▶ **WHAT TO PRODUCE**
Images aside, return all the entries exactly.

Start of Block

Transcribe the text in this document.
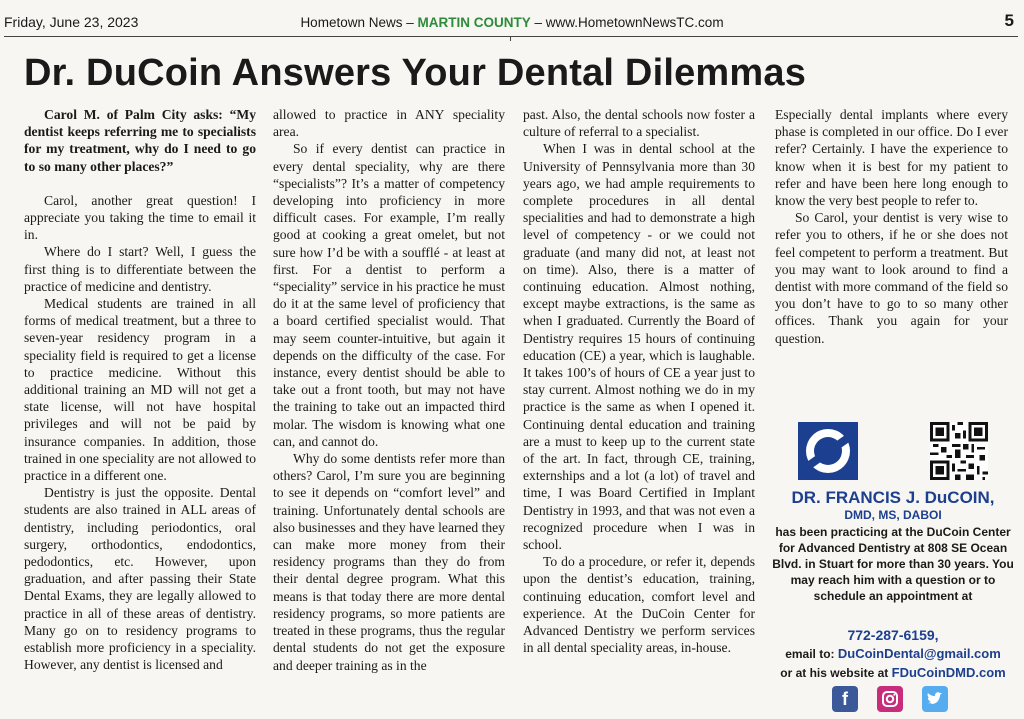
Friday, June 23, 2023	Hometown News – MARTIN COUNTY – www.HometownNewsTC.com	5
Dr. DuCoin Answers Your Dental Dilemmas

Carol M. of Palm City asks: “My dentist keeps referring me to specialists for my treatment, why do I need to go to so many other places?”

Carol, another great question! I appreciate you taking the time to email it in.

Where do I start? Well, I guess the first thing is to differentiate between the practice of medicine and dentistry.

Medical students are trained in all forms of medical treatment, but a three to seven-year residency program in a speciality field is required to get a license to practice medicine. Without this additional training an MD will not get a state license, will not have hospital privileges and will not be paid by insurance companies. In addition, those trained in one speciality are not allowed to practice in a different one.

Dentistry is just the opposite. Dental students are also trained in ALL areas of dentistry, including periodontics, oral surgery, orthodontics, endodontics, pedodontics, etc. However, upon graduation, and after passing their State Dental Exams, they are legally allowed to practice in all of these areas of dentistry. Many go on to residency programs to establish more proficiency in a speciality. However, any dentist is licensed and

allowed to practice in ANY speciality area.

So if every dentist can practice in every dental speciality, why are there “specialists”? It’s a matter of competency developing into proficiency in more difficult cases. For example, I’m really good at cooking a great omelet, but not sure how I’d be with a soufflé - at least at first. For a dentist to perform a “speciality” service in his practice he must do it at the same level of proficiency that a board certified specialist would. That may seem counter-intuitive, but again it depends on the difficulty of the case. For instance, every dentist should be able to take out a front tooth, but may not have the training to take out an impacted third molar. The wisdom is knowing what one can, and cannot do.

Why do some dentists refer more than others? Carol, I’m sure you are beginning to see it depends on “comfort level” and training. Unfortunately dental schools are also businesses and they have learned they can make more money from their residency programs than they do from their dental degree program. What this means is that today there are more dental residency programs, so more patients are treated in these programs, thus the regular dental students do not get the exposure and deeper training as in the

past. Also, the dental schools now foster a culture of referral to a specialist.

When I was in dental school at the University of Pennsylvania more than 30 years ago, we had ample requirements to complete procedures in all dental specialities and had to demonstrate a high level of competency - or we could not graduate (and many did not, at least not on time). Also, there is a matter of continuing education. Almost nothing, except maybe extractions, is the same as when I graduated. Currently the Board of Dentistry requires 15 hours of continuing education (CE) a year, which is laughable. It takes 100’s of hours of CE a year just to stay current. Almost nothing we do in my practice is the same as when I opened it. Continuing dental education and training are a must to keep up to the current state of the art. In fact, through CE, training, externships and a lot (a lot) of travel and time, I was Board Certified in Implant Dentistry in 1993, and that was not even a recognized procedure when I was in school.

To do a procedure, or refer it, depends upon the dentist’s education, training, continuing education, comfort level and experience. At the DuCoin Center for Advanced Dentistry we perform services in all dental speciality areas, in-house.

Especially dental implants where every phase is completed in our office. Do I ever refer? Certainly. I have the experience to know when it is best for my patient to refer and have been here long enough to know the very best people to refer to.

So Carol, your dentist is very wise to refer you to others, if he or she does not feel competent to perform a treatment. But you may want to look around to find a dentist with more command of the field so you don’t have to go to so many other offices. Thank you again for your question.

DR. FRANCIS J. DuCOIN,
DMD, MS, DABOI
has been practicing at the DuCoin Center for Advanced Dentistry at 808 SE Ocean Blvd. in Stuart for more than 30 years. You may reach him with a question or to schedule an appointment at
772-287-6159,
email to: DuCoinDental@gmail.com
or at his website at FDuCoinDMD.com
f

End of Block

▶ **WRITTEN ANSWER**
Transcribe the text in this document.
Friday, June 23, 2023	Hometown News – MARTIN COUNTY – www.HometownNewsTC.com	5
Dr. DuCoin Answers Your Dental Dilemmas

Carol M. of Palm City asks: “My dentist keeps referring me to specialists for my treatment, why do I need to go to so many other places?”

Carol, another great question! I appreciate you taking the time to email it in.

Where do I start? Well, I guess the first thing is to differentiate between the practice of medicine and dentistry.

Medical students are trained in all forms of medical treatment, but a three to seven-year residency program in a speciality field is required to get a license to practice medicine. Without this additional training an MD will not get a state license, will not have hospital privileges and will not be paid by insurance companies. In addition, those trained in one speciality are not allowed to practice in a different one.

Dentistry is just the opposite. Dental students are also trained in ALL areas of dentistry, including periodontics, oral surgery, orthodontics, endodontics, pedodontics, etc. However, upon graduation, and after passing their State Dental Exams, they are legally allowed to practice in all of these areas of dentistry. Many go on to residency programs to establish more proficiency in a speciality. However, any dentist is licensed and

allowed to practice in ANY speciality area.

So if every dentist can practice in every dental speciality, why are there “specialists”? It’s a matter of competency developing into proficiency in more difficult cases. For example, I’m really good at cooking a great omelet, but not sure how I’d be with a soufflé - at least at first. For a dentist to perform a “speciality” service in his practice he must do it at the same level of proficiency that a board certified specialist would. That may seem counter-intuitive, but again it depends on the difficulty of the case. For instance, every dentist should be able to take out a front tooth, but may not have the training to take out an impacted third molar. The wisdom is knowing what one can, and cannot do.

Why do some dentists refer more than others? Carol, I’m sure you are beginning to see it depends on “comfort level” and training. Unfortunately dental schools are also businesses and they have learned they can make more money from their residency programs than they do from their dental degree program. What this means is that today there are more dental residency programs, so more patients are treated in these programs, thus the regular dental students do not get the exposure and deeper training as in the

past. Also, the dental schools now foster a culture of referral to a specialist.

When I was in dental school at the University of Pennsylvania more than 30 years ago, we had ample requirements to complete procedures in all dental specialities and had to demonstrate a high level of competency - or we could not graduate (and many did not, at least not on time). Also, there is a matter of continuing education. Almost nothing, except maybe extractions, is the same as when I graduated. Currently the Board of Dentistry requires 15 hours of continuing education (CE) a year, which is laughable. It takes 100’s of hours of CE a year just to stay current. Almost nothing we do in my practice is the same as when I opened it. Continuing dental education and training are a must to keep up to the current state of the art. In fact, through CE, training, externships and a lot (a lot) of travel and time, I was Board Certified in Implant Dentistry in 1993, and that was not even a recognized procedure when I was in school.

To do a procedure, or refer it, depends upon the dentist’s education, training, continuing education, comfort level and experience. At the DuCoin Center for Advanced Dentistry we perform services in all dental speciality areas, in-house.

Especially dental implants where every phase is completed in our office. Do I ever refer? Certainly. I have the experience to know when it is best for my patient to refer and have been here long enough to know the very best people to refer to.

So Carol, your dentist is very wise to refer you to others, if he or she does not feel competent to perform a treatment. But you may want to look around to find a dentist with more command of the field so you don’t have to go to so many other offices. Thank you again for your question.

DR. FRANCIS J. DuCOIN,
DMD, MS, DABOI
has been practicing at the DuCoin Center for Advanced Dentistry at 808 SE Ocean Blvd. in Stuart for more than 30 years. You may reach him with a question or to schedule an appointment at
772-287-6159,
email to: DuCoinDental@gmail.com
or at his website at FDuCoinDMD.com
f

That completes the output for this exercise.